### Requirement 1
List every country or region named in the passage about Bluebird's gene therapies.
### Requirement 2
Carry the passage about Bluebird's gene therapies forward from its final paragraph.

### Passage to read
= = = = = = =
Third, Bluebird had a bit of bad news when it reported the European approval. A month earlier the company said it would begin treating patients in Germany in the second half of this year, but a need to make changes to the manufacturing process and "tighten drug specifications" means that first treatments will be delayed into 2020. A few months may not be much in the grander scheme of things, but the news just illustrates how much groundbreaking the company needs to do. A tricky manufacturing process and a complex supply chain probably means that this delay won't be the last setback we'll see.
Fourth, whereas test results look very good so far, patient numbers are small, so we don't really know what the final success rate will be, and that will have a direct impact on sales because of risk sharing. In one trial for a second TDT genotype that's an important part of the company's expansion plans, success was only 50% in eight patients. And Europe's approval is conditional on further positive results from ongoing trials, so there is a chance for a stumble. Bluebird says it will apply for U.S. approval in 2020, so that is another hurdle that must be cleared.
Zynteglo is only the beginning
Despite the challenges for Bluebird in the near term, the company has plenty of opportunity ahead of it. Zynteglo will have a long runway of label expansion and geographic growth, but investors are even more excited about Bluebird's LentiGlobin therapy for sickle cell disease (SCD).
Whereas there are about 1,400 to 1,500 patients with TDT in the U.S., sickle cell disease, a severe blood disorder that shortens average lifespan to about 44 years, afflicts about 110,000 people in this country. Bluebird's treatment involves modifying the patient's blood stem cells to replace mutated genes that are responsible for producing abnormal sickle hemoglobin with genes that produce healthy red blood cells.
Last month, Bluebird reported results from a group of 13 patients treated for SCD, and the results were very positive. The proportion of healthy hemoglobin has been steadily increasing in the patients, and whereas the patients were experiencing an average of 5.3 serious incidences of vaso-occlusive crisis or acute chest syndrome per year before treatment, no such incidents have occurred after the LentiGlobin treatment in any of the patients.
= = = = = = =
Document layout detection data
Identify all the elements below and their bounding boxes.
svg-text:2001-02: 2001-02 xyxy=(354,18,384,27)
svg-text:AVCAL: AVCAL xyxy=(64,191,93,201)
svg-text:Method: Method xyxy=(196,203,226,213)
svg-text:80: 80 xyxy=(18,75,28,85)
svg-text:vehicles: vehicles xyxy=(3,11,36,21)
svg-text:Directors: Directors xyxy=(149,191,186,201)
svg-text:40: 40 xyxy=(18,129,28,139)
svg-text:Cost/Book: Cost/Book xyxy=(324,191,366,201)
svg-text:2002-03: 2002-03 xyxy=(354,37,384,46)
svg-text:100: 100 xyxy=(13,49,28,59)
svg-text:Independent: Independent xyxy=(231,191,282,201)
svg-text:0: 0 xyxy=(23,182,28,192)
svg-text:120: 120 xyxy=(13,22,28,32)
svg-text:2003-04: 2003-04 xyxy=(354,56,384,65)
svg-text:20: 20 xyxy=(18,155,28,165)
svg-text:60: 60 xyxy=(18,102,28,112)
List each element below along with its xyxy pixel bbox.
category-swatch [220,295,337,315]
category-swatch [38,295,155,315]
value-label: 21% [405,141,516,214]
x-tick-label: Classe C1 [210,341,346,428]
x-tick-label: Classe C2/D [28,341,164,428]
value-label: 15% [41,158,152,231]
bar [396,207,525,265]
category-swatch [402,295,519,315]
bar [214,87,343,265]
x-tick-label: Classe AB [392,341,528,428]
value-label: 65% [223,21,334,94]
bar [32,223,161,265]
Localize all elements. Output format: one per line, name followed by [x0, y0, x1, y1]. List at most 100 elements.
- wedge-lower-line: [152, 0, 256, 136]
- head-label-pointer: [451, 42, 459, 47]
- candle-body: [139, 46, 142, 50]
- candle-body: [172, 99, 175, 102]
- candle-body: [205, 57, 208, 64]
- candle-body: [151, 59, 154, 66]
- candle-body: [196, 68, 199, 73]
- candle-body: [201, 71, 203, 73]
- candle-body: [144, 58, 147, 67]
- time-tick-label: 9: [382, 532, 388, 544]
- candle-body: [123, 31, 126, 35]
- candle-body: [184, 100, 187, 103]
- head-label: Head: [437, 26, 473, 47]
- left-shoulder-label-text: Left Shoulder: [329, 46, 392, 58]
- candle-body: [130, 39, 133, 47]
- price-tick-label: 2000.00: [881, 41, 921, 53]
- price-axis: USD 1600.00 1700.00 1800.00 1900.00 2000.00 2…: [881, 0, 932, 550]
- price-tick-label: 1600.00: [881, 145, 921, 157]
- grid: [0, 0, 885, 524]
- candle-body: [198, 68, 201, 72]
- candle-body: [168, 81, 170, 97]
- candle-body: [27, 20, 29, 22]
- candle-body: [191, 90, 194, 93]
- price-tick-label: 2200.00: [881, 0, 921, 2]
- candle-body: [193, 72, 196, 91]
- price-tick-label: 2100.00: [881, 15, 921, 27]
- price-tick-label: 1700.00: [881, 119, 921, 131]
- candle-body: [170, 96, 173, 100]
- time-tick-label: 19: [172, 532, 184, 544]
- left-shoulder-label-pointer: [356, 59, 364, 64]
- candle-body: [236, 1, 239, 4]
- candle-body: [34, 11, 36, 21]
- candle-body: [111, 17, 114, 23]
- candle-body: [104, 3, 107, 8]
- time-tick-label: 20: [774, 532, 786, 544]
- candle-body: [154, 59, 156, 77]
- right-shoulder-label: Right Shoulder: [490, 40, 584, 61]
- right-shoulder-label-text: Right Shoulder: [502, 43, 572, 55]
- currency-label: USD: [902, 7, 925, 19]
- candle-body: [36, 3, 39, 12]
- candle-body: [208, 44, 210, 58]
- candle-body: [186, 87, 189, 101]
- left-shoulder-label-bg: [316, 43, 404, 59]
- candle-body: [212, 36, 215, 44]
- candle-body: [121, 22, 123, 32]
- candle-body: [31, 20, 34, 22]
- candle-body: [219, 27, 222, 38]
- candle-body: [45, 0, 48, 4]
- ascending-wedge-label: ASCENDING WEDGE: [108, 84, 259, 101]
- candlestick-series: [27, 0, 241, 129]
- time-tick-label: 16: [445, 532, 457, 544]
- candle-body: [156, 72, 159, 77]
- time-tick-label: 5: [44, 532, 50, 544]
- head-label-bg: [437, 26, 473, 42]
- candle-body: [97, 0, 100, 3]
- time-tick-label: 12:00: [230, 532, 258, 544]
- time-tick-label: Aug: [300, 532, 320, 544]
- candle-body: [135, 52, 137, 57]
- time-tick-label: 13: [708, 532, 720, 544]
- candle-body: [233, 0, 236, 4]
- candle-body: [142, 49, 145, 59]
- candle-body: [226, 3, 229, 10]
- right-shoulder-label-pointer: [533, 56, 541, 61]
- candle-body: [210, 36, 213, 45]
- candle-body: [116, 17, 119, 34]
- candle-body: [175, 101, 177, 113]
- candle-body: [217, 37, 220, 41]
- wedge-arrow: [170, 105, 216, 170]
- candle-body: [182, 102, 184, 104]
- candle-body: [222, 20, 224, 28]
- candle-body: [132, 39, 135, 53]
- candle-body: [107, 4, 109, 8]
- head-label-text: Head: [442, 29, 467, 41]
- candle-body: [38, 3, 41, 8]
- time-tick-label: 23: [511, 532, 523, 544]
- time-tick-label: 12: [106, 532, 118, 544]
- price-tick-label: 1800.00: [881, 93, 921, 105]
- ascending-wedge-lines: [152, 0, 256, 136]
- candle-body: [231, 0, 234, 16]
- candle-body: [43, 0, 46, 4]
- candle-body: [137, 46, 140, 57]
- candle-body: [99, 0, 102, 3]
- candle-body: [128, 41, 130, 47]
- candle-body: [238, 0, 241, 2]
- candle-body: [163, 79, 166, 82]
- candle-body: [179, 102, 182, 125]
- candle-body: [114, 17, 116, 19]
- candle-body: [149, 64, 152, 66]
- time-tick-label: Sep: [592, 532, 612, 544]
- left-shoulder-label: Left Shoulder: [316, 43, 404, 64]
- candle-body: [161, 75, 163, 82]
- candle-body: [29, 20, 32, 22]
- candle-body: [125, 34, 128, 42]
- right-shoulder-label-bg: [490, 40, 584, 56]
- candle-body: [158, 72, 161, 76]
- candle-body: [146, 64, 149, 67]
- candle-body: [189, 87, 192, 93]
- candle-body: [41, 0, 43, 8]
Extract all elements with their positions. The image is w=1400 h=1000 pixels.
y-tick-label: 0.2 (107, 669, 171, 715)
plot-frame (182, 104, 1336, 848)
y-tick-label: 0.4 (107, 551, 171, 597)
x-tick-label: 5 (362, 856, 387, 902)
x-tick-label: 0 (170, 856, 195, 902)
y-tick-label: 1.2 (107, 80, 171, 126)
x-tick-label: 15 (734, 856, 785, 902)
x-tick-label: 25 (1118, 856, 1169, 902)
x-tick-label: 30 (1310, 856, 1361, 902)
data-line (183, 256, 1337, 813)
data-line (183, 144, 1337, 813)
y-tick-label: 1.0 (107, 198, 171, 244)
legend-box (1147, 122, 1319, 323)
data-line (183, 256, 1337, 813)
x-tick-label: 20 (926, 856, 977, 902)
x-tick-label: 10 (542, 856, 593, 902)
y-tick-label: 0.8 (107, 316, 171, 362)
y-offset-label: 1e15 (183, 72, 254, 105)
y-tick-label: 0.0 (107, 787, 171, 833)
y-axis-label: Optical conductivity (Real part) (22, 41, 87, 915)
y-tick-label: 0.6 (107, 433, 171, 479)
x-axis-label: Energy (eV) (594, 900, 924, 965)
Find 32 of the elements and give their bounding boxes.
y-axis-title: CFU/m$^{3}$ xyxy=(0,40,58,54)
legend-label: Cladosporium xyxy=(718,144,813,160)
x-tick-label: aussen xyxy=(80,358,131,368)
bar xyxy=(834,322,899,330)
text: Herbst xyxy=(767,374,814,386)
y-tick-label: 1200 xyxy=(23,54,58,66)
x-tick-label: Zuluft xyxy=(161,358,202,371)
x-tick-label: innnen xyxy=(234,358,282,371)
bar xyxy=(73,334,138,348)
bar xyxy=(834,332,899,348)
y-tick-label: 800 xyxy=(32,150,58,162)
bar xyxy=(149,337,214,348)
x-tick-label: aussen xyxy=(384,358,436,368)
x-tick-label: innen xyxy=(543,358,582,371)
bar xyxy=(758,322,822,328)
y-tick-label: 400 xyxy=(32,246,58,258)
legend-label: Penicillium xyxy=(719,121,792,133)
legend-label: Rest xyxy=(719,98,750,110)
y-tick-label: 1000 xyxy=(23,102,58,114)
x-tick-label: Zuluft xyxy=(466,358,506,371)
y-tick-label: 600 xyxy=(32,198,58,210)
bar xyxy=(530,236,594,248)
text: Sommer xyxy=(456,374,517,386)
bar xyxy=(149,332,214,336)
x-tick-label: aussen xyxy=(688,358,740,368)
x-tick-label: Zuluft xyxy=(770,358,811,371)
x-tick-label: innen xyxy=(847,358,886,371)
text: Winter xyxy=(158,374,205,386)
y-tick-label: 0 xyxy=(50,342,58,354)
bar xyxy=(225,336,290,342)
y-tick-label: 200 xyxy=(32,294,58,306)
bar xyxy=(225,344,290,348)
= = = = = = =
### Answer section 1
Germany, Europe, the U.S.

### Answer section 2
Bluebird expects filing and approval for LentiGlobin for SCD in 2022, and in the meantime could have a 2020 approval for bb2121, a CAR-T treatment for multiple myeloma that the company is partnering with Celgene (NASDAQ: CELG) to develop, and a 2021 approval for a therapy for rare disease CALD, or cerebral adrenoleukodystrophy.
Even longer term, Bluebird has four therapies in clinical testing and six preclinical programs that it's disclosed. It also has a gene editing platform that it added through an acquisition in 2014 that it intends to use for future in vivo therapies.
Patience required. Lots of it.
Bluebird has a pipeline with multiple potential blockbuster therapies and is on the verge of its first commercial launch. Data from clinical trials have served to confirm the safety and efficacy of Bluebird's platform, and the technological risk of the company's therapies have come down significantly since the stock was selling for $233 in March of last year, 82% above what investors pay for it today.
The complexity of Bluebird's manufacturing and delivery infrastructure creates risks of a different sort, though, and that's what's holding the share price back. It burned through $154 million in cash last quarter, and while it has plenty on hand and could easily raise more, it won't be until 2021 at the earliest that the company is cash flow positive. And along the way, there is plenty that can go wrong and create further delay.
The value is there, though, and investors who have the patience should consider the stock. Shares will probably start moving higher before the company is profitable, and I think it's highly likely the stock price will top its all-time high in the next two years or so, unless the company gets bought out. For investors willing to wait, bluebird bio is a buy.